**TASK GOAL:** Can you write out all the lines word for word, with no pictures?

**RECORD SET:**
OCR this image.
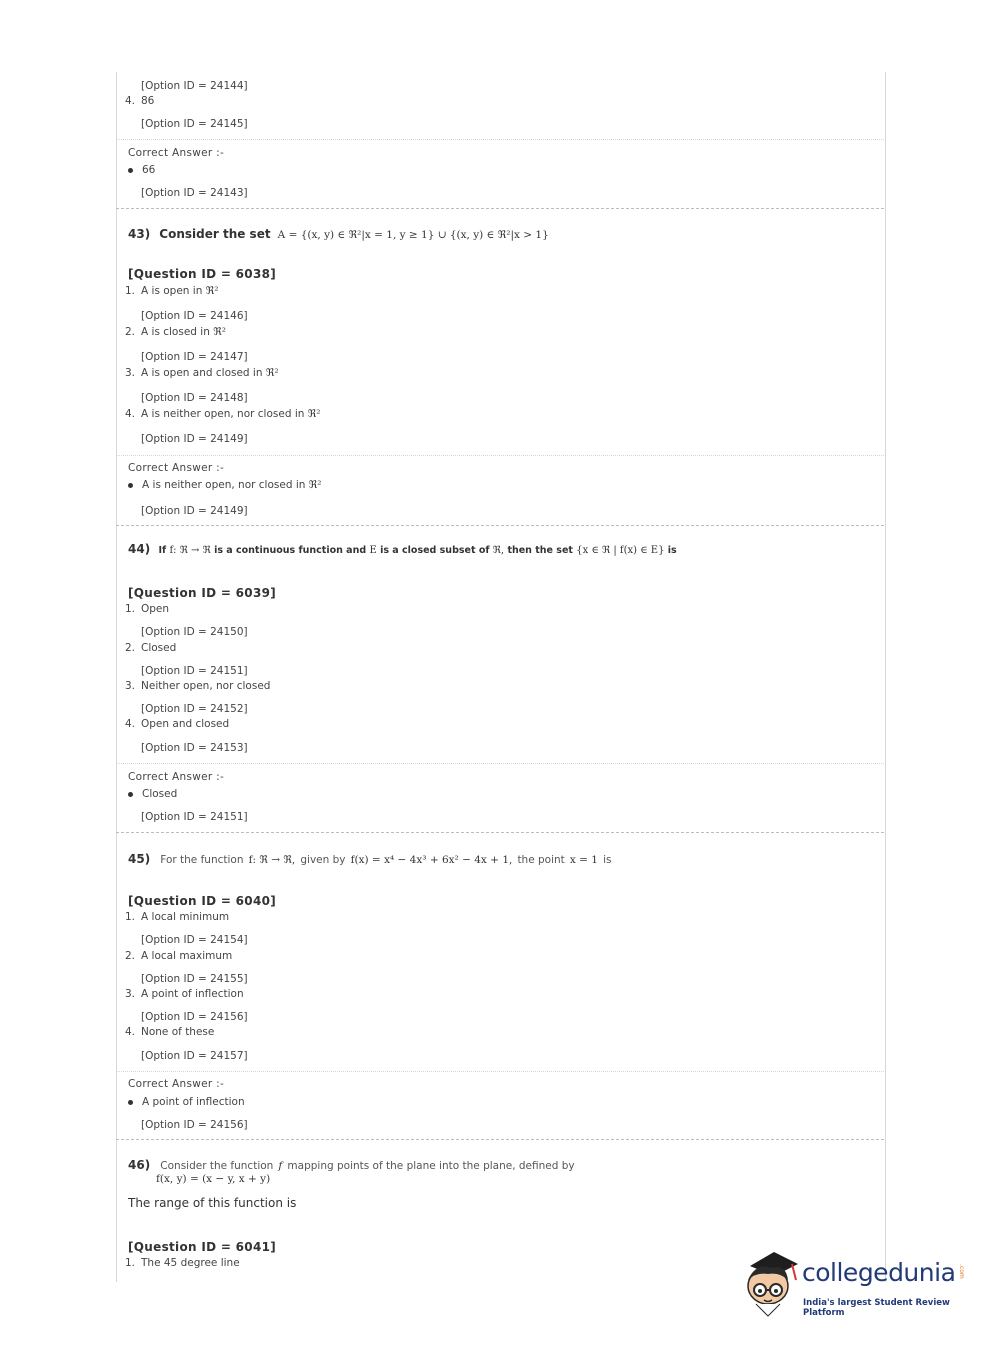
[Option ID = 24144]
4. 86
[Option ID = 24145]
Correct Answer :-
66
[Option ID = 24143]
43) Consider the set A = {(x, y) ∈ ℜ²|x = 1, y ≥ 1} ∪ {(x, y) ∈ ℜ²|x > 1}
[Question ID = 6038]
1. A is open in ℜ²
[Option ID = 24146]
2. A is closed in ℜ²
[Option ID = 24147]
3. A is open and closed in ℜ²
[Option ID = 24148]
4. A is neither open, nor closed in ℜ²
[Option ID = 24149]
Correct Answer :-
A is neither open, nor closed in ℜ²
[Option ID = 24149]
44) If f: ℜ → ℜ is a continuous function and E is a closed subset of ℜ, then the set {x ∈ ℜ | f(x) ∈ E} is
[Question ID = 6039]
1. Open
[Option ID = 24150]
2. Closed
[Option ID = 24151]
3. Neither open, nor closed
[Option ID = 24152]
4. Open and closed
[Option ID = 24153]
Correct Answer :-
Closed
[Option ID = 24151]
45) For the function f: ℜ → ℜ, given by f(x) = x⁴ − 4x³ + 6x² − 4x + 1, the point x = 1 is
[Question ID = 6040]
1. A local minimum
[Option ID = 24154]
2. A local maximum
[Option ID = 24155]
3. A point of inflection
[Option ID = 24156]
4. None of these
[Option ID = 24157]
Correct Answer :-
A point of inflection
[Option ID = 24156]
46) Consider the function f mapping points of the plane into the plane, defined by
f(x, y) = (x − y, x + y)
The range of this function is
[Question ID = 6041]
1. The 45 degree line	collegedunia .com
India's largest Student Review Platform
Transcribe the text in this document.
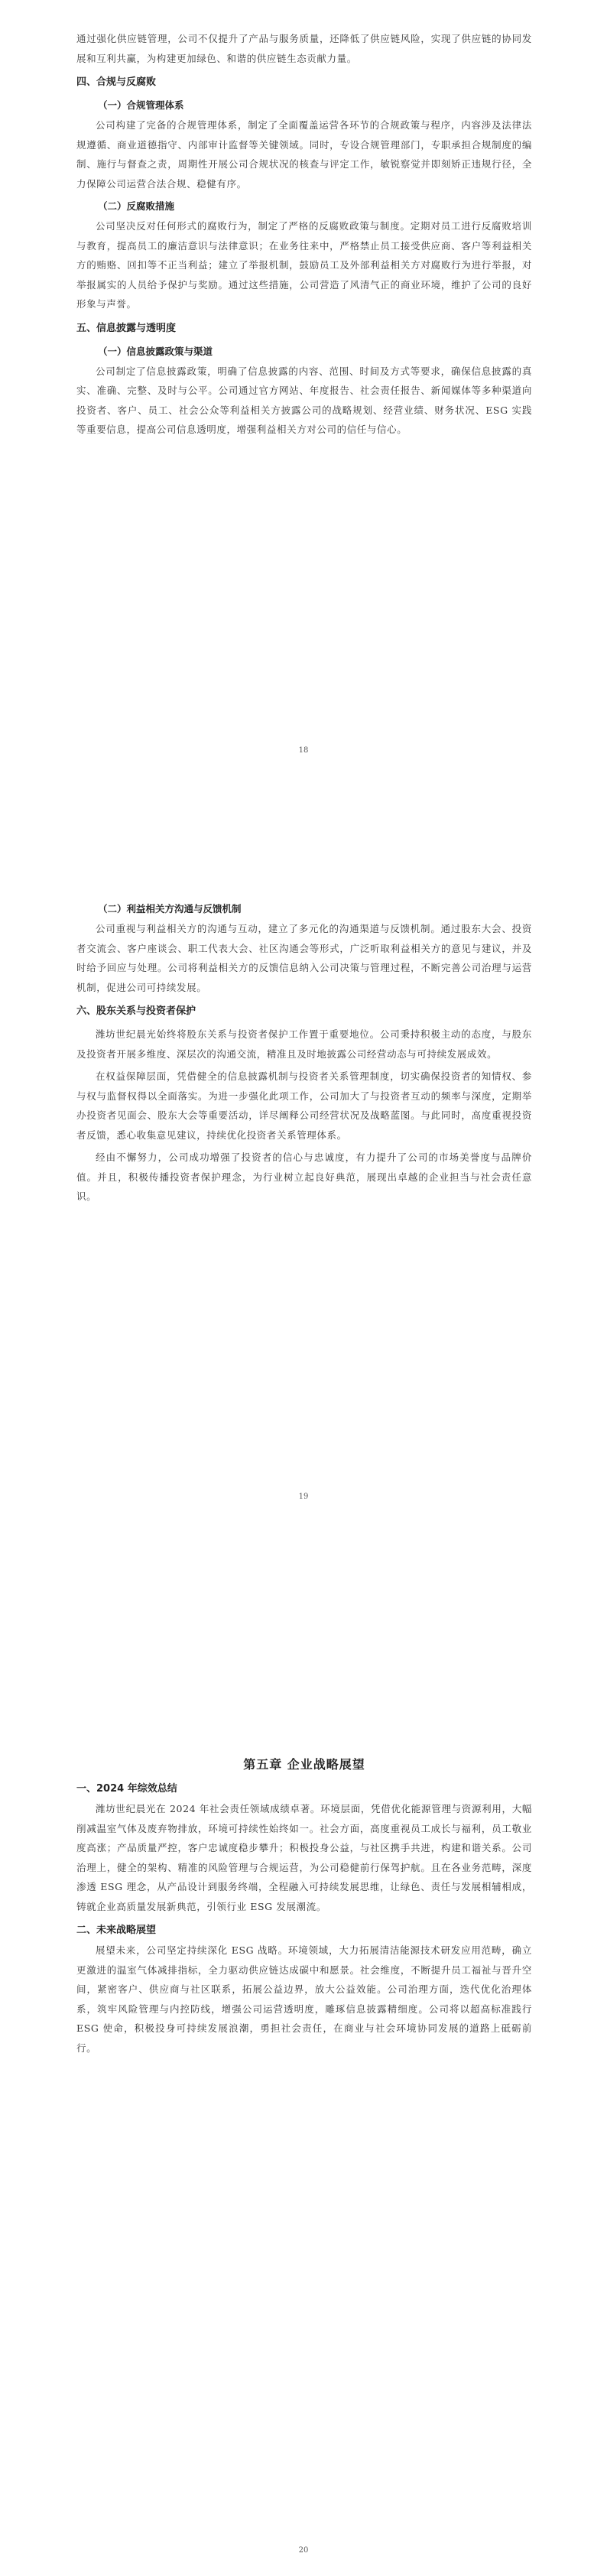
通过强化供应链管理，公司不仅提升了产品与服务质量，还降低了供应链风险，实现了供应链的协同发展和互利共赢，为构建更加绿色、和谐的供应链生态贡献力量。

四、合规与反腐败

（一）合规管理体系

公司构建了完备的合规管理体系，制定了全面覆盖运营各环节的合规政策与程序，内容涉及法律法规遵循、商业道德指守、内部审计监督等关键领域。同时，专设合规管理部门，专职承担合规制度的编制、施行与督查之责，周期性开展公司合规状况的核查与评定工作，敏锐察觉并即刻矫正违规行径，全力保障公司运营合法合规、稳健有序。

（二）反腐败措施

公司坚决反对任何形式的腐败行为，制定了严格的反腐败政策与制度。定期对员工进行反腐败培训与教育，提高员工的廉洁意识与法律意识；在业务往来中，严格禁止员工接受供应商、客户等利益相关方的贿赂、回扣等不正当利益；建立了举报机制，鼓励员工及外部利益相关方对腐败行为进行举报，对举报属实的人员给予保护与奖励。通过这些措施，公司营造了风清气正的商业环境，维护了公司的良好形象与声誉。

五、信息披露与透明度

（一）信息披露政策与渠道

公司制定了信息披露政策，明确了信息披露的内容、范围、时间及方式等要求，确保信息披露的真实、准确、完整、及时与公平。公司通过官方网站、年度报告、社会责任报告、新闻媒体等多种渠道向投资者、客户、员工、社会公众等利益相关方披露公司的战略规划、经营业绩、财务状况、ESG 实践等重要信息，提高公司信息透明度，增强利益相关方对公司的信任与信心。

18

（二）利益相关方沟通与反馈机制

公司重视与利益相关方的沟通与互动，建立了多元化的沟通渠道与反馈机制。通过股东大会、投资者交流会、客户座谈会、职工代表大会、社区沟通会等形式，广泛听取利益相关方的意见与建议，并及时给予回应与处理。公司将利益相关方的反馈信息纳入公司决策与管理过程，不断完善公司治理与运营机制，促进公司可持续发展。

六、股东关系与投资者保护

潍坊世纪晨光始终将股东关系与投资者保护工作置于重要地位。公司秉持积极主动的态度，与股东及投资者开展多维度、深层次的沟通交流，精准且及时地披露公司经营动态与可持续发展成效。

在权益保障层面，凭借健全的信息披露机制与投资者关系管理制度，切实确保投资者的知情权、参与权与监督权得以全面落实。为进一步强化此项工作，公司加大了与投资者互动的频率与深度，定期举办投资者见面会、股东大会等重要活动，详尽阐释公司经营状况及战略蓝图。与此同时，高度重视投资者反馈，悉心收集意见建议，持续优化投资者关系管理体系。

经由不懈努力，公司成功增强了投资者的信心与忠诚度，有力提升了公司的市场美誉度与品牌价值。并且，积极传播投资者保护理念，为行业树立起良好典范，展现出卓越的企业担当与社会责任意识。

19

第五章 企业战略展望

一、2024 年综效总结

潍坊世纪晨光在 2024 年社会责任领域成绩卓著。环境层面，凭借优化能源管理与资源利用，大幅削减温室气体及废弃物排放，环境可持续性始终如一。社会方面，高度重视员工成长与福利，员工敬业度高涨；产品质量严控，客户忠诚度稳步攀升；积极投身公益，与社区携手共进，构建和谐关系。公司治理上，健全的架构、精准的风险管理与合规运营，为公司稳健前行保驾护航。且在各业务范畴，深度渗透 ESG 理念，从产品设计到服务终端，全程融入可持续发展思维，让绿色、责任与发展相辅相成，铸就企业高质量发展新典范，引领行业 ESG 发展潮流。

二、未来战略展望

展望未来，公司坚定持续深化 ESG 战略。环境领域，大力拓展清洁能源技术研发应用范畴，确立更激进的温室气体减排指标，全力驱动供应链达成碳中和愿景。社会维度，不断提升员工福祉与晋升空间，紧密客户、供应商与社区联系，拓展公益边界，放大公益效能。公司治理方面，迭代优化治理体系，筑牢风险管理与内控防线，增强公司运营透明度，雕琢信息披露精细度。公司将以超高标准践行 ESG 使命，积极投身可持续发展浪潮，勇担社会责任，在商业与社会环境协同发展的道路上砥砺前行。

20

**FINISHED ANSWER:**
OCR this image.
[Option ID = 24144]
4. 86
[Option ID = 24145]
Correct Answer :-
66
[Option ID = 24143]
43) Consider the set A = {(x, y) ∈ ℜ²|x = 1, y ≥ 1} ∪ {(x, y) ∈ ℜ²|x > 1}
[Question ID = 6038]
1. A is open in ℜ²
[Option ID = 24146]
2. A is closed in ℜ²
[Option ID = 24147]
3. A is open and closed in ℜ²
[Option ID = 24148]
4. A is neither open, nor closed in ℜ²
[Option ID = 24149]
Correct Answer :-
A is neither open, nor closed in ℜ²
[Option ID = 24149]
44) If f: ℜ → ℜ is a continuous function and E is a closed subset of ℜ, then the set {x ∈ ℜ | f(x) ∈ E} is
[Question ID = 6039]
1. Open
[Option ID = 24150]
2. Closed
[Option ID = 24151]
3. Neither open, nor closed
[Option ID = 24152]
4. Open and closed
[Option ID = 24153]
Correct Answer :-
Closed
[Option ID = 24151]
45) For the function f: ℜ → ℜ, given by f(x) = x⁴ − 4x³ + 6x² − 4x + 1, the point x = 1 is
[Question ID = 6040]
1. A local minimum
[Option ID = 24154]
2. A local maximum
[Option ID = 24155]
3. A point of inflection
[Option ID = 24156]
4. None of these
[Option ID = 24157]
Correct Answer :-
A point of inflection
[Option ID = 24156]
46) Consider the function f mapping points of the plane into the plane, defined by
f(x, y) = (x − y, x + y)
The range of this function is
[Question ID = 6041]
1. The 45 degree line	collegedunia .com
India's largest Student Review Platform
Transcribe the text in this document.
通过强化供应链管理，公司不仅提升了产品与服务质量，还降低了供应链风险，实现了供应链的协同发展和互利共赢，为构建更加绿色、和谐的供应链生态贡献力量。

四、合规与反腐败

（一）合规管理体系

公司构建了完备的合规管理体系，制定了全面覆盖运营各环节的合规政策与程序，内容涉及法律法规遵循、商业道德指守、内部审计监督等关键领域。同时，专设合规管理部门，专职承担合规制度的编制、施行与督查之责，周期性开展公司合规状况的核查与评定工作，敏锐察觉并即刻矫正违规行径，全力保障公司运营合法合规、稳健有序。

（二）反腐败措施

公司坚决反对任何形式的腐败行为，制定了严格的反腐败政策与制度。定期对员工进行反腐败培训与教育，提高员工的廉洁意识与法律意识；在业务往来中，严格禁止员工接受供应商、客户等利益相关方的贿赂、回扣等不正当利益；建立了举报机制，鼓励员工及外部利益相关方对腐败行为进行举报，对举报属实的人员给予保护与奖励。通过这些措施，公司营造了风清气正的商业环境，维护了公司的良好形象与声誉。

五、信息披露与透明度

（一）信息披露政策与渠道

公司制定了信息披露政策，明确了信息披露的内容、范围、时间及方式等要求，确保信息披露的真实、准确、完整、及时与公平。公司通过官方网站、年度报告、社会责任报告、新闻媒体等多种渠道向投资者、客户、员工、社会公众等利益相关方披露公司的战略规划、经营业绩、财务状况、ESG 实践等重要信息，提高公司信息透明度，增强利益相关方对公司的信任与信心。

18

（二）利益相关方沟通与反馈机制

公司重视与利益相关方的沟通与互动，建立了多元化的沟通渠道与反馈机制。通过股东大会、投资者交流会、客户座谈会、职工代表大会、社区沟通会等形式，广泛听取利益相关方的意见与建议，并及时给予回应与处理。公司将利益相关方的反馈信息纳入公司决策与管理过程，不断完善公司治理与运营机制，促进公司可持续发展。

六、股东关系与投资者保护

潍坊世纪晨光始终将股东关系与投资者保护工作置于重要地位。公司秉持积极主动的态度，与股东及投资者开展多维度、深层次的沟通交流，精准且及时地披露公司经营动态与可持续发展成效。

在权益保障层面，凭借健全的信息披露机制与投资者关系管理制度，切实确保投资者的知情权、参与权与监督权得以全面落实。为进一步强化此项工作，公司加大了与投资者互动的频率与深度，定期举办投资者见面会、股东大会等重要活动，详尽阐释公司经营状况及战略蓝图。与此同时，高度重视投资者反馈，悉心收集意见建议，持续优化投资者关系管理体系。

经由不懈努力，公司成功增强了投资者的信心与忠诚度，有力提升了公司的市场美誉度与品牌价值。并且，积极传播投资者保护理念，为行业树立起良好典范，展现出卓越的企业担当与社会责任意识。

19

第五章 企业战略展望

一、2024 年综效总结

潍坊世纪晨光在 2024 年社会责任领域成绩卓著。环境层面，凭借优化能源管理与资源利用，大幅削减温室气体及废弃物排放，环境可持续性始终如一。社会方面，高度重视员工成长与福利，员工敬业度高涨；产品质量严控，客户忠诚度稳步攀升；积极投身公益，与社区携手共进，构建和谐关系。公司治理上，健全的架构、精准的风险管理与合规运营，为公司稳健前行保驾护航。且在各业务范畴，深度渗透 ESG 理念，从产品设计到服务终端，全程融入可持续发展思维，让绿色、责任与发展相辅相成，铸就企业高质量发展新典范，引领行业 ESG 发展潮流。

二、未来战略展望

展望未来，公司坚定持续深化 ESG 战略。环境领域，大力拓展清洁能源技术研发应用范畴，确立更激进的温室气体减排指标，全力驱动供应链达成碳中和愿景。社会维度，不断提升员工福祉与晋升空间，紧密客户、供应商与社区联系，拓展公益边界，放大公益效能。公司治理方面，迭代优化治理体系，筑牢风险管理与内控防线，增强公司运营透明度，雕琢信息披露精细度。公司将以超高标准践行 ESG 使命，积极投身可持续发展浪潮，勇担社会责任，在商业与社会环境协同发展的道路上砥砺前行。

20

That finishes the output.